**What to work on:**
Copy out all the lines where "wirdt" shows up.

**Extracted records:**
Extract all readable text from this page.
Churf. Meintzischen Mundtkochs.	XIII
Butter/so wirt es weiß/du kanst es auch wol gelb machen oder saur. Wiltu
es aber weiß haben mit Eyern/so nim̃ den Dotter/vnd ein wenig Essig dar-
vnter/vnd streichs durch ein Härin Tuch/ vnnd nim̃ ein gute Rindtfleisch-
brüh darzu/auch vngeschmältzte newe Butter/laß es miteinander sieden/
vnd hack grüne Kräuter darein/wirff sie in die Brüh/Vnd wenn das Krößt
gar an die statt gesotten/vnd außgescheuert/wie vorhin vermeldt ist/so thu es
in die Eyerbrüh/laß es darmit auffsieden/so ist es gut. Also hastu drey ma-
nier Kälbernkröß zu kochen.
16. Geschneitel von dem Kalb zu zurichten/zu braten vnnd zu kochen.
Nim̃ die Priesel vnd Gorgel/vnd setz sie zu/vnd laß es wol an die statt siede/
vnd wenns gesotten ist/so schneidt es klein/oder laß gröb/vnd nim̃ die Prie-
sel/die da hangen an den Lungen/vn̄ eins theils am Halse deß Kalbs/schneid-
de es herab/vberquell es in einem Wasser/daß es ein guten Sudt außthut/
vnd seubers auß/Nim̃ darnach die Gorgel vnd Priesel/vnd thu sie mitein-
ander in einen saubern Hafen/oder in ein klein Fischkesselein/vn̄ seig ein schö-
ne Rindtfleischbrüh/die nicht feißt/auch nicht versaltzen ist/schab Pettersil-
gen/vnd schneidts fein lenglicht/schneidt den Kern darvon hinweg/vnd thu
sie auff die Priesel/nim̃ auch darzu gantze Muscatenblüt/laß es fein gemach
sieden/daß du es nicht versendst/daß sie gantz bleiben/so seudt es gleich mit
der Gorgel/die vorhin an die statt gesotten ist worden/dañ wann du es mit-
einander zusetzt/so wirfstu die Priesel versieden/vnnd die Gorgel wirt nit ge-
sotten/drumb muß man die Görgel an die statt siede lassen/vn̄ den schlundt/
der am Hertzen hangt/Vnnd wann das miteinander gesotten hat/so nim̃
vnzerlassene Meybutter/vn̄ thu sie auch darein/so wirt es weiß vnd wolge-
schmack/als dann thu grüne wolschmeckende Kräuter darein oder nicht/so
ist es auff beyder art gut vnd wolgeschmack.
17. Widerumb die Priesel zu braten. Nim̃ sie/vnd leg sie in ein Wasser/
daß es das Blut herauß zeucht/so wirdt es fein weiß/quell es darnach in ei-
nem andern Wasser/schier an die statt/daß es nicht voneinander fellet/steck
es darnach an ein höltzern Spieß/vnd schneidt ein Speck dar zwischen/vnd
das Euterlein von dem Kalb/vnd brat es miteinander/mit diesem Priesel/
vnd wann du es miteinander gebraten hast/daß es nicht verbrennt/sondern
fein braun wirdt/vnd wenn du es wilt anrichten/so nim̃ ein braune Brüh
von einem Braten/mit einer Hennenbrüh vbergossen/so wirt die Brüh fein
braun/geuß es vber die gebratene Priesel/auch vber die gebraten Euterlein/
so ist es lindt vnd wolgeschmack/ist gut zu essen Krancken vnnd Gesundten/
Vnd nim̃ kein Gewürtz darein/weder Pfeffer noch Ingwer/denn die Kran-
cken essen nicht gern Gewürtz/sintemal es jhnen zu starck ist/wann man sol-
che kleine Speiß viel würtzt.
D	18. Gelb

**Response to the task:**
daß es das Blut herauß zeucht/so wirdt es fein weiß/quell es darnach in ei-
fein braun wirdt/vnd wenn du es wilt anrichten/so nim̃ ein braune Brüh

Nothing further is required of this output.